Input for this task:
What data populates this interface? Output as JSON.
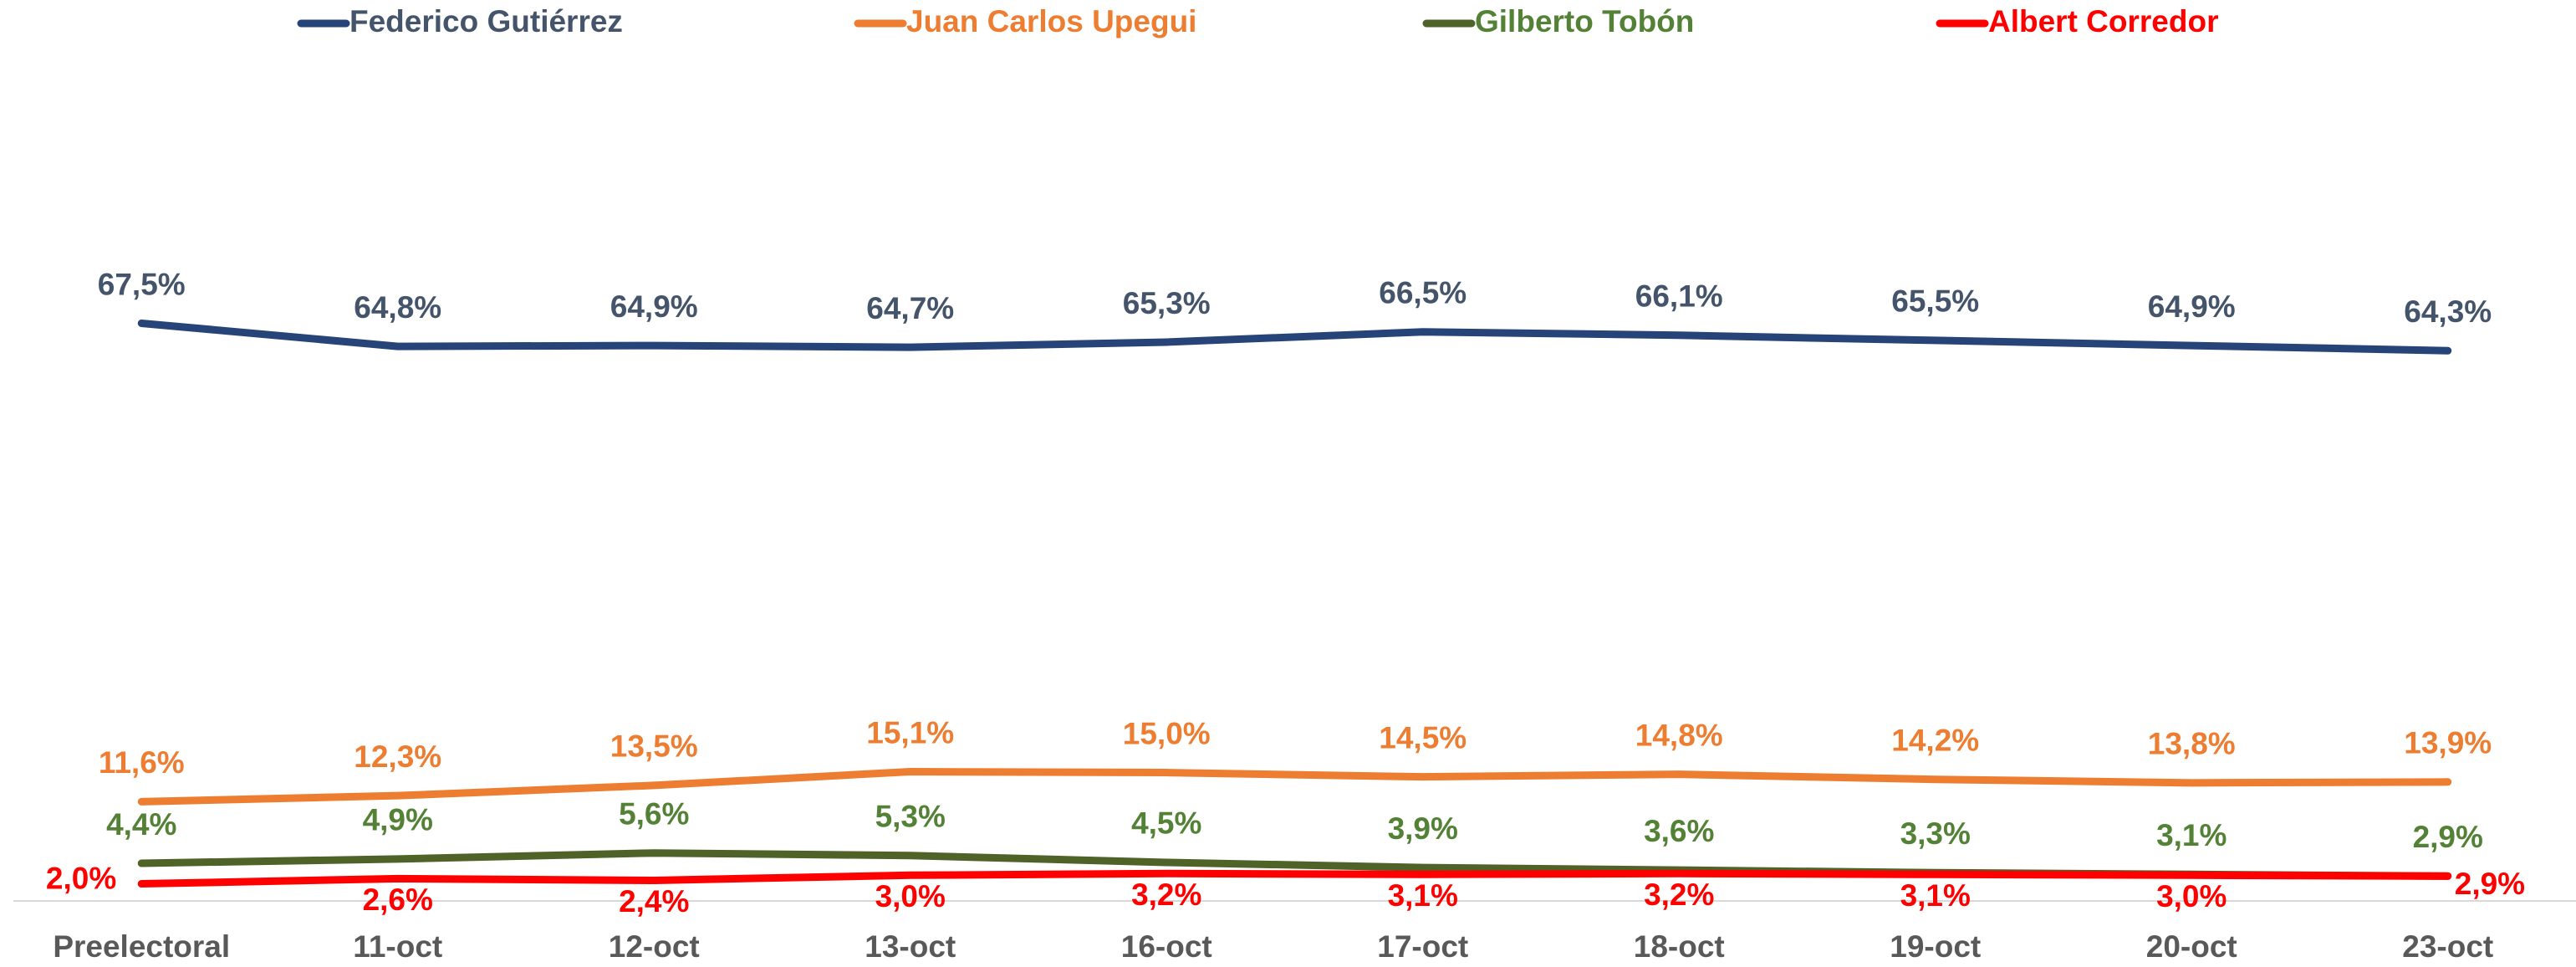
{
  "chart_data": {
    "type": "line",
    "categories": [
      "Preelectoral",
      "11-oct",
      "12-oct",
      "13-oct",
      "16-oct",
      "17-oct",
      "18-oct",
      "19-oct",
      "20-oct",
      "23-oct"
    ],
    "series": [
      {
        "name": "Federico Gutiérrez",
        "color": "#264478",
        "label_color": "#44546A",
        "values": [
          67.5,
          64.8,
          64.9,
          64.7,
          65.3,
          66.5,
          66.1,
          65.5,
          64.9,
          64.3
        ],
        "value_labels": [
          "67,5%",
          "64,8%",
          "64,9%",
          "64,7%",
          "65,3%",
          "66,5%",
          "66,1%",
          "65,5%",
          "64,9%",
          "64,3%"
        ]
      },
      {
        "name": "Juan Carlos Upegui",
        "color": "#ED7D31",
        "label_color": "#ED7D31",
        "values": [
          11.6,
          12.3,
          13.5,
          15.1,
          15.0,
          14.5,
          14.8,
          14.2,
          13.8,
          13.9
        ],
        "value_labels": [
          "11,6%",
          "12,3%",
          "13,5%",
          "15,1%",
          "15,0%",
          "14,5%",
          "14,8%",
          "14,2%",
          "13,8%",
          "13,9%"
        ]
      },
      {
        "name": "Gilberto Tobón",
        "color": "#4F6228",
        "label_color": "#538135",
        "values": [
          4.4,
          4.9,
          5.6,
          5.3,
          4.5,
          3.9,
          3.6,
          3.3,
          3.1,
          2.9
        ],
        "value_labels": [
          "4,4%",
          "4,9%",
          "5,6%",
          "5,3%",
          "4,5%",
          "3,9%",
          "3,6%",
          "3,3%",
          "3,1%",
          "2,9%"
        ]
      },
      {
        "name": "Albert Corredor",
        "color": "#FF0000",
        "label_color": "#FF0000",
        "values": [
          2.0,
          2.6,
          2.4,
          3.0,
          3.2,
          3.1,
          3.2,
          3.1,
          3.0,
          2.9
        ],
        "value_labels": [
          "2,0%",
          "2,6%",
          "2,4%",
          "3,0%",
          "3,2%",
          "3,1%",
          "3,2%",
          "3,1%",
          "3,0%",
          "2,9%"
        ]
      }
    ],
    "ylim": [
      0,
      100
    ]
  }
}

* * *

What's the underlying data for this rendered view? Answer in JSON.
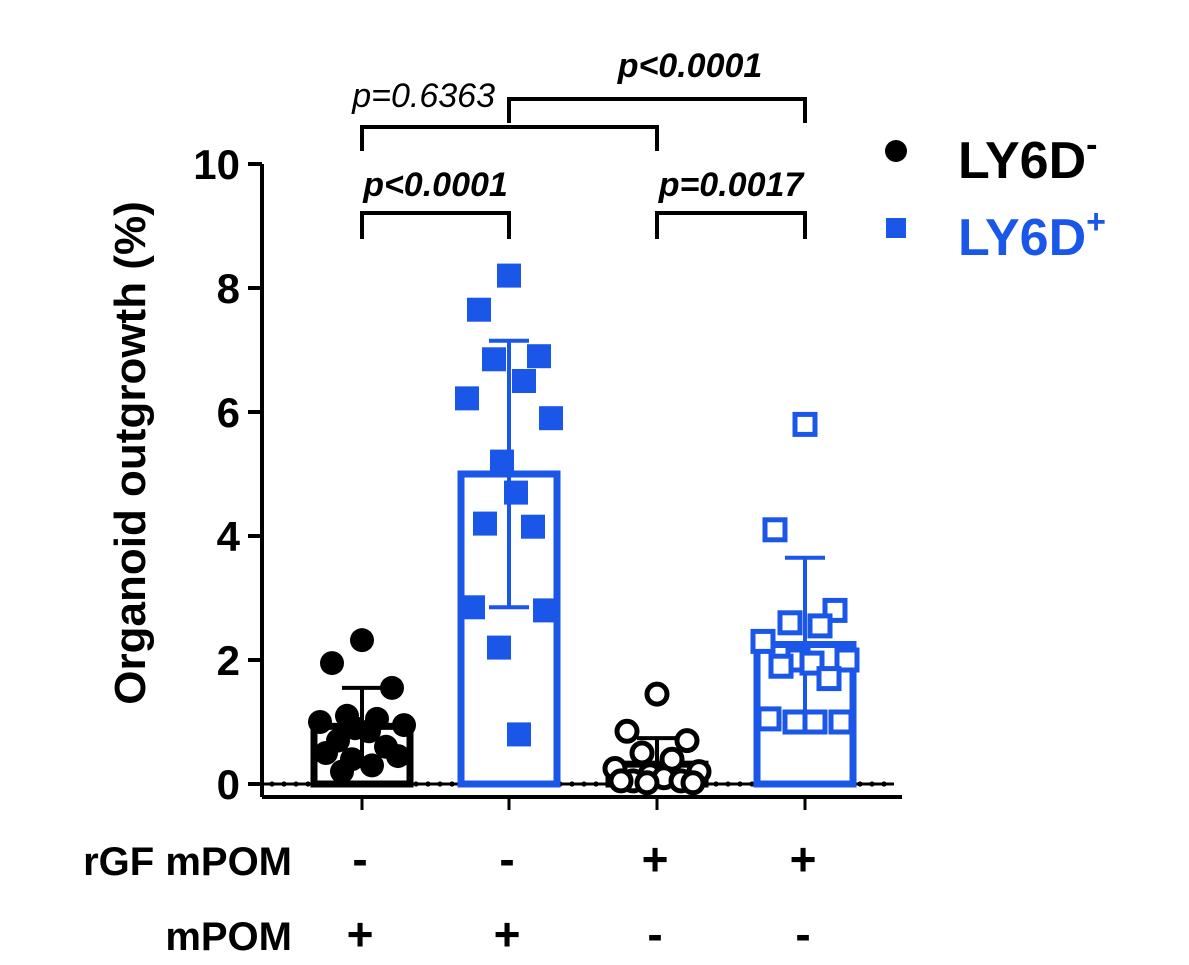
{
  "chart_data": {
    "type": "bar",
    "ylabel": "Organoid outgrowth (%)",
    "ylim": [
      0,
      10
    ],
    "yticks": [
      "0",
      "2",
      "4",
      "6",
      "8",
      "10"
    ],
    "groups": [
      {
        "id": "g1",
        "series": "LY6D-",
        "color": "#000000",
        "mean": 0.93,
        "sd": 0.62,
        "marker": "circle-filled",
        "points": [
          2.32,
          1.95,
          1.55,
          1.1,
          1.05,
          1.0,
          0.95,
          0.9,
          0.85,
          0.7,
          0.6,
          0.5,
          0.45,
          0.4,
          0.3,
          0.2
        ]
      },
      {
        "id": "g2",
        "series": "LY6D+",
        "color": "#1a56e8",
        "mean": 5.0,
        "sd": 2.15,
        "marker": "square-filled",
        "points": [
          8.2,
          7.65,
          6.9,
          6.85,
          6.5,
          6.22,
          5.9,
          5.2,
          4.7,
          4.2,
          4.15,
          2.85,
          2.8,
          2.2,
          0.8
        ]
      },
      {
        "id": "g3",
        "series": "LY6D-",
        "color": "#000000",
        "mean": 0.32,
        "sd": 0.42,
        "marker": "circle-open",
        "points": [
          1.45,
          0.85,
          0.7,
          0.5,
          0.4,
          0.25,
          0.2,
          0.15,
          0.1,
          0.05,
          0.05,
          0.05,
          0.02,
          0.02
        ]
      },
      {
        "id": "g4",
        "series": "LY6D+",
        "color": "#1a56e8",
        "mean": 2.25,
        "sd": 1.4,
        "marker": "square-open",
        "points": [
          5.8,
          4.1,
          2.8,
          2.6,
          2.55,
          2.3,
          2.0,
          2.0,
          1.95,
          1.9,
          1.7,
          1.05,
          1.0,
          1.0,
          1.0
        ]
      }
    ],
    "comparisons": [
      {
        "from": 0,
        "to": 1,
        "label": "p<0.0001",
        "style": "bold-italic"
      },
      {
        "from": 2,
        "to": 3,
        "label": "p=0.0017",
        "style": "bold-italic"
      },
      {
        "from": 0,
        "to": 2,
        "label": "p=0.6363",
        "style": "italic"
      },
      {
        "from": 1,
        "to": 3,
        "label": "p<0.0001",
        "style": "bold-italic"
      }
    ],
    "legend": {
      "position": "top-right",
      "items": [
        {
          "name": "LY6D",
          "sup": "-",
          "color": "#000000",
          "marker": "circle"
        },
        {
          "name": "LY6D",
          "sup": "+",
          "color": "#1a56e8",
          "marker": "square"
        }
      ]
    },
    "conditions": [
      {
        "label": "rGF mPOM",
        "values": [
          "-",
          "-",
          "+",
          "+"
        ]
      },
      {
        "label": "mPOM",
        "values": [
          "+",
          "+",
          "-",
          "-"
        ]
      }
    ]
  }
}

Directions: Each line that holds the word "open" is to be copied.

Solution for this problem:
        "marker": "circle-open",
        "marker": "square-open",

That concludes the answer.